◆ WHAT TO WORK ON ◆
Lines before the one containing "Read all visible" are left out; copy that line and every later line through the end of the data exactly.

Figure record extracts:
□ □ □ □ □

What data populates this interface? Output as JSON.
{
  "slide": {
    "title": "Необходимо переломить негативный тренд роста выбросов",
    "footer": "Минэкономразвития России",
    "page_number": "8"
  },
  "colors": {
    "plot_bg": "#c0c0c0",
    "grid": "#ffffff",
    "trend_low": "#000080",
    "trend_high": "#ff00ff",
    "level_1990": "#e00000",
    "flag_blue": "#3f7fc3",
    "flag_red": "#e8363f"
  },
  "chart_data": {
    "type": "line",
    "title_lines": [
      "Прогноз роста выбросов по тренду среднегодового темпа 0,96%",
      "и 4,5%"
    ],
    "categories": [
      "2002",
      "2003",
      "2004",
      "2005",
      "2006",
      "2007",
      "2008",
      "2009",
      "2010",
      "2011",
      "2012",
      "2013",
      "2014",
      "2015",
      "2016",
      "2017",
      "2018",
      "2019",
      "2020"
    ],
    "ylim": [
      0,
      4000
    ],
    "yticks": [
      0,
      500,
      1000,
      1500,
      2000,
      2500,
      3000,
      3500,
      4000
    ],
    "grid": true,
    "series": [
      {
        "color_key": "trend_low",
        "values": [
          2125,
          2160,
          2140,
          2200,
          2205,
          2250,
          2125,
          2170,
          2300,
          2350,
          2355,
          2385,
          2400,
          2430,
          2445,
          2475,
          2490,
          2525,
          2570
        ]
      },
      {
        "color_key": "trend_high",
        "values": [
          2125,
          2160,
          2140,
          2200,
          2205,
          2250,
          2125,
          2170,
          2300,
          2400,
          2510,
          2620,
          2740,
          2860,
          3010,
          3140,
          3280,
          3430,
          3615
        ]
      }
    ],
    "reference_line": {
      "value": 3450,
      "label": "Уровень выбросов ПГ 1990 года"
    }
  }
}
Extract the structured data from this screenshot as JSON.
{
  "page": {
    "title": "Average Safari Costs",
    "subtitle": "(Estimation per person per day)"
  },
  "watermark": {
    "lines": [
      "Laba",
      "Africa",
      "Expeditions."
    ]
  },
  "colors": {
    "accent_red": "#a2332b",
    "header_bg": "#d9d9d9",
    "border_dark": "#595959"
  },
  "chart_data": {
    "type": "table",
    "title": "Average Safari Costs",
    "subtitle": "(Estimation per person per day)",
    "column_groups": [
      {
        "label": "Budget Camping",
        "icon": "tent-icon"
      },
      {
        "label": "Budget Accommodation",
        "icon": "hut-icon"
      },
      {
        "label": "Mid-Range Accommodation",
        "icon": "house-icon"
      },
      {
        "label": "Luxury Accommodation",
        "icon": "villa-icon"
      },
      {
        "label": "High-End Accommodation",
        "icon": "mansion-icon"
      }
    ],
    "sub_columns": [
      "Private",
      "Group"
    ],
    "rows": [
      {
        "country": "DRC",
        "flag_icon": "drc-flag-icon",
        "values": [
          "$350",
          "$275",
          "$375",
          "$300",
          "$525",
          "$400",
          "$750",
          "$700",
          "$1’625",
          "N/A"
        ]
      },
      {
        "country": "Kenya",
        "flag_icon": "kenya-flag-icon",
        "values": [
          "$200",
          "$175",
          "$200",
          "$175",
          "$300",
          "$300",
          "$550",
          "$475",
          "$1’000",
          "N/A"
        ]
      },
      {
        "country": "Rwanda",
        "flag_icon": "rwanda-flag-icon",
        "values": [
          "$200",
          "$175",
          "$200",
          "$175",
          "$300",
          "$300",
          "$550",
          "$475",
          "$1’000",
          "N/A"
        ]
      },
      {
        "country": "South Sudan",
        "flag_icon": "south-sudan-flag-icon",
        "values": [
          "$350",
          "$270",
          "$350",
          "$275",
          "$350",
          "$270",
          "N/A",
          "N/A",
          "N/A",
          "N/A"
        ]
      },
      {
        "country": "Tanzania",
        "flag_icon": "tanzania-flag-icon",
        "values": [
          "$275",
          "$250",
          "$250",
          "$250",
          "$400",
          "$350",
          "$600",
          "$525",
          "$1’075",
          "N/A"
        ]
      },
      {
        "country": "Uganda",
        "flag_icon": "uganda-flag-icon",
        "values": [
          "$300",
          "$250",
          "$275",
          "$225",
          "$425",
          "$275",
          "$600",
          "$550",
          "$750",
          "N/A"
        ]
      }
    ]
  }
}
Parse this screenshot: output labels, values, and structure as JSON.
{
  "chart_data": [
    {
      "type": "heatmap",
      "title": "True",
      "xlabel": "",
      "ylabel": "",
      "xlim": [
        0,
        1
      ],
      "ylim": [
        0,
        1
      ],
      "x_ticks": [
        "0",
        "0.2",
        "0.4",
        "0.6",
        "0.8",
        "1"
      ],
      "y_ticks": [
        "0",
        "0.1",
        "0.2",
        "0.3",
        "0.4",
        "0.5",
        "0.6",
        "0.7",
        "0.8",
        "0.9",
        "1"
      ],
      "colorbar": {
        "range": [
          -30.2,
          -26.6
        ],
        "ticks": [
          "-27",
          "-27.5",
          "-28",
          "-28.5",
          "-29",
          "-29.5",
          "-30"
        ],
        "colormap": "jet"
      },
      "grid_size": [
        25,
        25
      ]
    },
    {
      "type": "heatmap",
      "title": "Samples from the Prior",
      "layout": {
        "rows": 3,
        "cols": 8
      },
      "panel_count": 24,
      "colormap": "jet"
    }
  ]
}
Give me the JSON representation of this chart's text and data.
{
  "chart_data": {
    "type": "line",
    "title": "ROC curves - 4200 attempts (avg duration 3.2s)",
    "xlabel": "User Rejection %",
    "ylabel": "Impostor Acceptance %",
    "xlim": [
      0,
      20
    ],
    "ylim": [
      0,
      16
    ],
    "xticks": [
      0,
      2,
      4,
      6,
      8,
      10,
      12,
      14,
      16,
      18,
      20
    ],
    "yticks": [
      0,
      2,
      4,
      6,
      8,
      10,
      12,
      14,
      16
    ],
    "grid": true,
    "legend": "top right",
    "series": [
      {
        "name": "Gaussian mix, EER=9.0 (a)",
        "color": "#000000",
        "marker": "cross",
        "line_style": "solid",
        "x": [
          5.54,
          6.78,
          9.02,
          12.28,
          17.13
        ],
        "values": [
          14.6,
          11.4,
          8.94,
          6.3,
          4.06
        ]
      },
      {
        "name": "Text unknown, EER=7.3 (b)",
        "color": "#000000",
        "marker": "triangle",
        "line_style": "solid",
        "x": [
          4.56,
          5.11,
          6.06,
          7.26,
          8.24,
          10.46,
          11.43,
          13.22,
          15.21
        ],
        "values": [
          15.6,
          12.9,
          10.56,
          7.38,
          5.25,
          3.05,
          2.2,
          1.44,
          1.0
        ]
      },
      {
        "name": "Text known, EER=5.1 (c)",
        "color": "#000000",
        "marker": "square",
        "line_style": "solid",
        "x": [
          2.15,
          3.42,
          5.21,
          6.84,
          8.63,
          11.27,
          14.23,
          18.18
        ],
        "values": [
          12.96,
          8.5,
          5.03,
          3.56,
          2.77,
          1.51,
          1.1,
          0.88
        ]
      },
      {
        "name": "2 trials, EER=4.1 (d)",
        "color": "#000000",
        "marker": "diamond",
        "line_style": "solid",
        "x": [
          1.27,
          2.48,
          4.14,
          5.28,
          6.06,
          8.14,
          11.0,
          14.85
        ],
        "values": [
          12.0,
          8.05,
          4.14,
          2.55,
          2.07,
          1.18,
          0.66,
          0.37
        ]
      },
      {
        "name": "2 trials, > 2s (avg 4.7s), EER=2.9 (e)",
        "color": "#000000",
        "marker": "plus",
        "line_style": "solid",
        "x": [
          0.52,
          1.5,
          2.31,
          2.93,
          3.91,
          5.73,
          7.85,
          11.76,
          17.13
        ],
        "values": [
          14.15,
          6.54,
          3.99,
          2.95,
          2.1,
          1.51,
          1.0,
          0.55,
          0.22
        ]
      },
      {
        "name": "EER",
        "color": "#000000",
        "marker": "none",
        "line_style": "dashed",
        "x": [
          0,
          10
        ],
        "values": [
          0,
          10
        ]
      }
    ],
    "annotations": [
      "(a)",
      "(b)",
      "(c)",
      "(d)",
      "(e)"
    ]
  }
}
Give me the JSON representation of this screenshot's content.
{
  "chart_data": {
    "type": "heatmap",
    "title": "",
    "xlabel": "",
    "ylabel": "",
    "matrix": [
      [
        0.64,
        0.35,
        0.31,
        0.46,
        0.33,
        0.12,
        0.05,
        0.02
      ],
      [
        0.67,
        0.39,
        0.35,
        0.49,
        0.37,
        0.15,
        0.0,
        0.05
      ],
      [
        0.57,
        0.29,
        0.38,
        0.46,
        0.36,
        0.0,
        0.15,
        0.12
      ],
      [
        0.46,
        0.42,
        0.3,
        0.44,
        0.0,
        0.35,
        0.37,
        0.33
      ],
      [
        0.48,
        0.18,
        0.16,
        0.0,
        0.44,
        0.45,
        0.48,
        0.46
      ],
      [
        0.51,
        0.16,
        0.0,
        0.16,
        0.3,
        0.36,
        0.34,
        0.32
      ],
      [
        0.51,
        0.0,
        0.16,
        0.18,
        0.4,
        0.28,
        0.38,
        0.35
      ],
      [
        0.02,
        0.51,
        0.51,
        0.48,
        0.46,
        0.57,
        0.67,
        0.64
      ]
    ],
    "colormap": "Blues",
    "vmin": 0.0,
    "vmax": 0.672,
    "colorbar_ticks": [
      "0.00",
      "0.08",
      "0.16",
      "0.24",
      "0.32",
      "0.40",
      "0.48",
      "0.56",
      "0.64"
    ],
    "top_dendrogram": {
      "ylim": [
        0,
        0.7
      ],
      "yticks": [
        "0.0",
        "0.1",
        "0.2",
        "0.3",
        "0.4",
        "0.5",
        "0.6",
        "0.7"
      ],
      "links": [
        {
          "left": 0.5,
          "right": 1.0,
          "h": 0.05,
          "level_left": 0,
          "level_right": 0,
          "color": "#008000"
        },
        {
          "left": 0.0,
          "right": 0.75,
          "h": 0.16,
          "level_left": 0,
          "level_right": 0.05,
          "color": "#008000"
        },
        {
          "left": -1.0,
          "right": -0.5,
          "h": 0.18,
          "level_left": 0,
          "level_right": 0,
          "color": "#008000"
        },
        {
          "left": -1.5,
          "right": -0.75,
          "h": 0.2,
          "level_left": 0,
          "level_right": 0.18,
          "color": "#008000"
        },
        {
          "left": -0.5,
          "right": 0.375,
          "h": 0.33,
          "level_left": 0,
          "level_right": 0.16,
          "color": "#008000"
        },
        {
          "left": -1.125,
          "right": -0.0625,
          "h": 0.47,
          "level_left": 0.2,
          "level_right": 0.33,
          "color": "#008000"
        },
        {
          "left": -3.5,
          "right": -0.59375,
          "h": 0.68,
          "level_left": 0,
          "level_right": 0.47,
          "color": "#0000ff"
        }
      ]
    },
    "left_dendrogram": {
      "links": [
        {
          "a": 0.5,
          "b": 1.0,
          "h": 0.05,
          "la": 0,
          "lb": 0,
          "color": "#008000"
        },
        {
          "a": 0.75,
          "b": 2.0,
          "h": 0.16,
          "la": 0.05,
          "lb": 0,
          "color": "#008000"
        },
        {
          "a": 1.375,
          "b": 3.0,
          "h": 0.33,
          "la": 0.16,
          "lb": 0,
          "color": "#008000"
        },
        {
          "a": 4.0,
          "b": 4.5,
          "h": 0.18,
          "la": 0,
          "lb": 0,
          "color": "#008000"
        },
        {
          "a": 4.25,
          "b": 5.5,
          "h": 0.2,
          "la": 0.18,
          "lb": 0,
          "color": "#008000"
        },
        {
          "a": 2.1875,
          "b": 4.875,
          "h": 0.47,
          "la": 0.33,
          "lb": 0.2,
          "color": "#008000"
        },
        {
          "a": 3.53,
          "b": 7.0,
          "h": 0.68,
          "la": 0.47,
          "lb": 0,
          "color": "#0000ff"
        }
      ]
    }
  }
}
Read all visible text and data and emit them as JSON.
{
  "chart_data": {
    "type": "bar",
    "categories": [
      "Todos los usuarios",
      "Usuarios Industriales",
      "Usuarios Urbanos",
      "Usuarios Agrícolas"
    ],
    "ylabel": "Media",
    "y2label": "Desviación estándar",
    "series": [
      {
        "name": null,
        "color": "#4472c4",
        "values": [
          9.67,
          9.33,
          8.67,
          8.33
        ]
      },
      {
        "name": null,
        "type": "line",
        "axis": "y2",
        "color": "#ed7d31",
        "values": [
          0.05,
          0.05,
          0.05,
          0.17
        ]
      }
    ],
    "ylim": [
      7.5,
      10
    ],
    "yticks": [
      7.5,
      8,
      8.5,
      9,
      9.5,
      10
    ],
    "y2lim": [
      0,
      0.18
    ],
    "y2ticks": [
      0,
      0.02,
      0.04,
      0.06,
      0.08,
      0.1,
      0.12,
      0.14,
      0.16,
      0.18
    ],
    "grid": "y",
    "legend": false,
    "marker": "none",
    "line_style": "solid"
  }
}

□ □ □ □ □

◆ SOLUTION ◆
Read all visible text and data and emit them as JSON.
{
  "chart_data": {
    "type": "bar",
    "categories": [
      "Todos los usuarios",
      "Usuarios Industriales",
      "Usuarios Urbanos",
      "Usuarios Agrícolas"
    ],
    "ylabel": "Media",
    "y2label": "Desviación estándar",
    "series": [
      {
        "name": null,
        "color": "#4472c4",
        "values": [
          9.67,
          9.33,
          8.67,
          8.33
        ]
      },
      {
        "name": null,
        "type": "line",
        "axis": "y2",
        "color": "#ed7d31",
        "values": [
          0.05,
          0.05,
          0.05,
          0.17
        ]
      }
    ],
    "ylim": [
      7.5,
      10
    ],
    "yticks": [
      7.5,
      8,
      8.5,
      9,
      9.5,
      10
    ],
    "y2lim": [
      0,
      0.18
    ],
    "y2ticks": [
      0,
      0.02,
      0.04,
      0.06,
      0.08,
      0.1,
      0.12,
      0.14,
      0.16,
      0.18
    ],
    "grid": "y",
    "legend": false,
    "marker": "none",
    "line_style": "solid"
  }
}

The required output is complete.